**Your objective:** Copy out the lines that have "وقال" in them.
______________________________
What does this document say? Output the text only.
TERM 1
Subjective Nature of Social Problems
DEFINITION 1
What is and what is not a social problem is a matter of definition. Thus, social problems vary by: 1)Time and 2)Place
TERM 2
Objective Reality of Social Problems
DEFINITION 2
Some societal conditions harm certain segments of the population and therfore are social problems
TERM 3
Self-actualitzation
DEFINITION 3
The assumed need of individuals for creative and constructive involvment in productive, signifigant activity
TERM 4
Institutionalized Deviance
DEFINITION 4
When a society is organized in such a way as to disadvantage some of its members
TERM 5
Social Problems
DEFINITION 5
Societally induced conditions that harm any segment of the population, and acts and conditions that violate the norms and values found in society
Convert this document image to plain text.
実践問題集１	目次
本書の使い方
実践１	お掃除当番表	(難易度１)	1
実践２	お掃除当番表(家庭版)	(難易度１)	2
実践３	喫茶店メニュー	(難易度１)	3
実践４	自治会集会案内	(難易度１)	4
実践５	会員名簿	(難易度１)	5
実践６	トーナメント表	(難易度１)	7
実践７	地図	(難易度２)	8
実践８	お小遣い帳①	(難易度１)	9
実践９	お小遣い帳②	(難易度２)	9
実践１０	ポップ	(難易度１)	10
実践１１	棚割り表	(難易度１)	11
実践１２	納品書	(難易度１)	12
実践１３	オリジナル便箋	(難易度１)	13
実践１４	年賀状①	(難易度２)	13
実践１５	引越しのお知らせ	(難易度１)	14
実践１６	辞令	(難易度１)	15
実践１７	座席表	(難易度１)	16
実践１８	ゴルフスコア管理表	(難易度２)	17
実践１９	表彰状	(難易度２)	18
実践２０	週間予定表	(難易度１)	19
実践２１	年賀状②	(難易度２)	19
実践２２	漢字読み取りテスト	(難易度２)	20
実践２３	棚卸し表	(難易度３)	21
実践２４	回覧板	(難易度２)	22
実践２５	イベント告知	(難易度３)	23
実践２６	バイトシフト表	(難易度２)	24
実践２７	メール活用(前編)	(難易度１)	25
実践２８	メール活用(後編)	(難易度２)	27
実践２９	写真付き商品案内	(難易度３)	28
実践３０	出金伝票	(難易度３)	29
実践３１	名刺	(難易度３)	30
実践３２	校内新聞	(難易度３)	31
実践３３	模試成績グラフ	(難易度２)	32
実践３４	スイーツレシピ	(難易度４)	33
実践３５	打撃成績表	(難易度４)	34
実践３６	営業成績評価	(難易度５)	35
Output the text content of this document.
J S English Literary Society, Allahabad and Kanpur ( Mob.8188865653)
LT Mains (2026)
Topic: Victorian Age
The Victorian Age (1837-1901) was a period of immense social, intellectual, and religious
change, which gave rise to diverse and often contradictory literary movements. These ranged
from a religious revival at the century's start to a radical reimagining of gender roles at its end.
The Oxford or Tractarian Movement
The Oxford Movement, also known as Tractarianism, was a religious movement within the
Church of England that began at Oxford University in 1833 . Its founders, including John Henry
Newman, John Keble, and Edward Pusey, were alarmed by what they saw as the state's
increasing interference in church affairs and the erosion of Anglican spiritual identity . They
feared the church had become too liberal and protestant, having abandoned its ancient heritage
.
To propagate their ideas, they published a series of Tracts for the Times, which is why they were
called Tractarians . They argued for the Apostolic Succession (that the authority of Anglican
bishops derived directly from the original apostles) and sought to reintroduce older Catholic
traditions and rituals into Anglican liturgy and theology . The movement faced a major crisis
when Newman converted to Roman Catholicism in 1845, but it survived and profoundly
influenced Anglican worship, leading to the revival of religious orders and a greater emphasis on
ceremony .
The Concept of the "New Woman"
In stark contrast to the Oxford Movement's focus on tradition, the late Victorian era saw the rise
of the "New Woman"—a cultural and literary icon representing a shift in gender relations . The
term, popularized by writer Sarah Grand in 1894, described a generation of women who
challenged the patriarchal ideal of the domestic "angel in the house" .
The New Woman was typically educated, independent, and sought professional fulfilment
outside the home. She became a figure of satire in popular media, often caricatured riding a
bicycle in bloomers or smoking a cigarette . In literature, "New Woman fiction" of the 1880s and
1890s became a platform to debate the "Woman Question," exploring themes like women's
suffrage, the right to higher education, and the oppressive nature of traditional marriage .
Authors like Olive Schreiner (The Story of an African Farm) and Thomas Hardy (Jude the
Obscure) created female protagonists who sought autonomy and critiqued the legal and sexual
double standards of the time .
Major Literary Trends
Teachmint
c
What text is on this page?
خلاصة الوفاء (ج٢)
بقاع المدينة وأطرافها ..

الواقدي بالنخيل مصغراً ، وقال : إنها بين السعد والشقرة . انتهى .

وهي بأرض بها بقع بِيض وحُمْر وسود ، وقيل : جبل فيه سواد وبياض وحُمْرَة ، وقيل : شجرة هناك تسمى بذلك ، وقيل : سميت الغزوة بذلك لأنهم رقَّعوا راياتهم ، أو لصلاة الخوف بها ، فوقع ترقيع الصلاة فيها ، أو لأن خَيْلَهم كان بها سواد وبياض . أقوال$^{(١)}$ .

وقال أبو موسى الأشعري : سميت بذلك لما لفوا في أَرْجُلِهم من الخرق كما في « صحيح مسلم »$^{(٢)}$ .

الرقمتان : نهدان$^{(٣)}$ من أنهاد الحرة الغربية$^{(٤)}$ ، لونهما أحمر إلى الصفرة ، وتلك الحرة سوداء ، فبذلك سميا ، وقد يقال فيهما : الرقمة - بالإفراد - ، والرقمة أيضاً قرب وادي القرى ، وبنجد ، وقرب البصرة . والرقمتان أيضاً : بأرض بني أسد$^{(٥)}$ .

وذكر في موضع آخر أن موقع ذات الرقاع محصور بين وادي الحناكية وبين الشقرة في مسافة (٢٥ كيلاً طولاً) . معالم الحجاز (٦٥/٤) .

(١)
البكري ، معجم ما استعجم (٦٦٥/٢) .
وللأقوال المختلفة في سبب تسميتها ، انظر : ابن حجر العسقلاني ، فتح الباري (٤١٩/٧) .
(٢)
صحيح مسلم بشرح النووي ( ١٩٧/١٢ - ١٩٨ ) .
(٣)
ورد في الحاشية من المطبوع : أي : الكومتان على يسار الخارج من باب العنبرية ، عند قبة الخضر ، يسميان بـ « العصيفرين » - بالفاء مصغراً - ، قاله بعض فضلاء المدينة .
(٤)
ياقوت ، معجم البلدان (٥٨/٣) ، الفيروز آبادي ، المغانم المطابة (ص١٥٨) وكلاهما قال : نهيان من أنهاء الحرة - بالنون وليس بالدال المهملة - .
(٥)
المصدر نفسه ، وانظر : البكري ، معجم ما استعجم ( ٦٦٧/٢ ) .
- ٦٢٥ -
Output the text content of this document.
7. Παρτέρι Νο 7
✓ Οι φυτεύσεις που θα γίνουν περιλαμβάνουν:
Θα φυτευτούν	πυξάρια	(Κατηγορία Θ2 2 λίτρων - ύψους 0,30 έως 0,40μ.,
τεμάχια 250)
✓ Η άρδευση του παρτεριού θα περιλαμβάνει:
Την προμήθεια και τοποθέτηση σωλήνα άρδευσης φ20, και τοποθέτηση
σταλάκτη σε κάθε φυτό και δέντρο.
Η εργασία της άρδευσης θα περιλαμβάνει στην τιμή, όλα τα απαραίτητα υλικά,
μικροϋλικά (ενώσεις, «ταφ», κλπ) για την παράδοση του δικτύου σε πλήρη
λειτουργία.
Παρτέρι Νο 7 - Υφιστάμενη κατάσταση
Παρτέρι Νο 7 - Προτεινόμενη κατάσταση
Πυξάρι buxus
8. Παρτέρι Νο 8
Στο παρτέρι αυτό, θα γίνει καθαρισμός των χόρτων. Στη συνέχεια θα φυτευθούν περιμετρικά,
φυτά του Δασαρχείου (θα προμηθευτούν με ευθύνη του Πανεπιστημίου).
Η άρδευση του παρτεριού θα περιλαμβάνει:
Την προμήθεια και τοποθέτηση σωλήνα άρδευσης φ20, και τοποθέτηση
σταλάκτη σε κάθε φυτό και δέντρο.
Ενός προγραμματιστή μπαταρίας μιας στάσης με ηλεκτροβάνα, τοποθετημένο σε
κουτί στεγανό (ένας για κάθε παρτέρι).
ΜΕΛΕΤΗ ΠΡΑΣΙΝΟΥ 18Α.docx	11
______________________________
**Correct response:**
الواقدي بالنخيل مصغراً ، وقال : إنها بين السعد والشقرة . انتهى .
وقال أبو موسى الأشعري : سميت بذلك لما لفوا في أَرْجُلِهم من الخرق كما في « صحيح مسلم »$^{(٢)}$ .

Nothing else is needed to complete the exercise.